• [GIVEN RECORDS]
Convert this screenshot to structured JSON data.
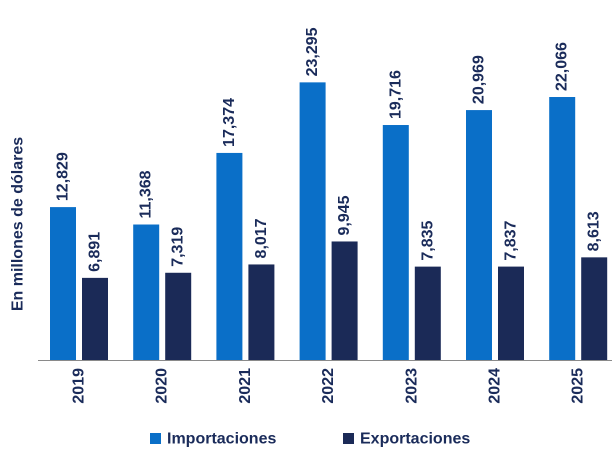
{
  "chart_data": {
    "type": "bar",
    "categories": [
      "2019",
      "2020",
      "2021",
      "2022",
      "2023",
      "2024",
      "2025"
    ],
    "series": [
      {
        "name": "Importaciones",
        "values": [
          12829,
          11368,
          17374,
          23295,
          19716,
          20969,
          22066
        ],
        "labels": [
          "12,829",
          "11,368",
          "17,374",
          "23,295",
          "19,716",
          "20,969",
          "22,066"
        ],
        "color": "#0a6fc8"
      },
      {
        "name": "Exportaciones",
        "values": [
          6891,
          7319,
          8017,
          9945,
          7835,
          7837,
          8613
        ],
        "labels": [
          "6,891",
          "7,319",
          "8,017",
          "9,945",
          "7,835",
          "7,837",
          "8,613"
        ],
        "color": "#1b2a57"
      }
    ],
    "title": "",
    "xlabel": "",
    "ylabel": "En millones de dólares",
    "ylim": [
      0,
      24500
    ],
    "grid": false,
    "legend_position": "bottom"
  }
}
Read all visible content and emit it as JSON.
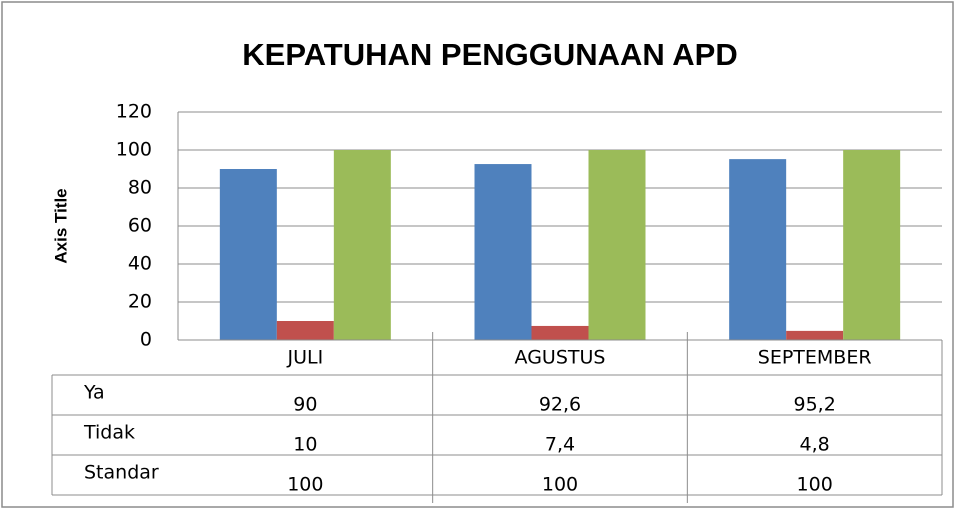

• [WHAT TO PRODUCE] Repeat the lines above exactly, and keep every picture out.

• [ANSWER FOR THE TASK]
Convert this screenshot to structured JSON data.
{
  "chart_data": {
    "type": "bar",
    "categories": [
      "2019",
      "2020",
      "2021",
      "2022",
      "2023",
      "2024",
      "2025"
    ],
    "series": [
      {
        "name": "Importaciones",
        "values": [
          12829,
          11368,
          17374,
          23295,
          19716,
          20969,
          22066
        ],
        "labels": [
          "12,829",
          "11,368",
          "17,374",
          "23,295",
          "19,716",
          "20,969",
          "22,066"
        ],
        "color": "#0a6fc8"
      },
      {
        "name": "Exportaciones",
        "values": [
          6891,
          7319,
          8017,
          9945,
          7835,
          7837,
          8613
        ],
        "labels": [
          "6,891",
          "7,319",
          "8,017",
          "9,945",
          "7,835",
          "7,837",
          "8,613"
        ],
        "color": "#1b2a57"
      }
    ],
    "title": "",
    "xlabel": "",
    "ylabel": "En millones de dólares",
    "ylim": [
      0,
      24500
    ],
    "grid": false,
    "legend_position": "bottom"
  }
}
Read all visible content and emit it as JSON.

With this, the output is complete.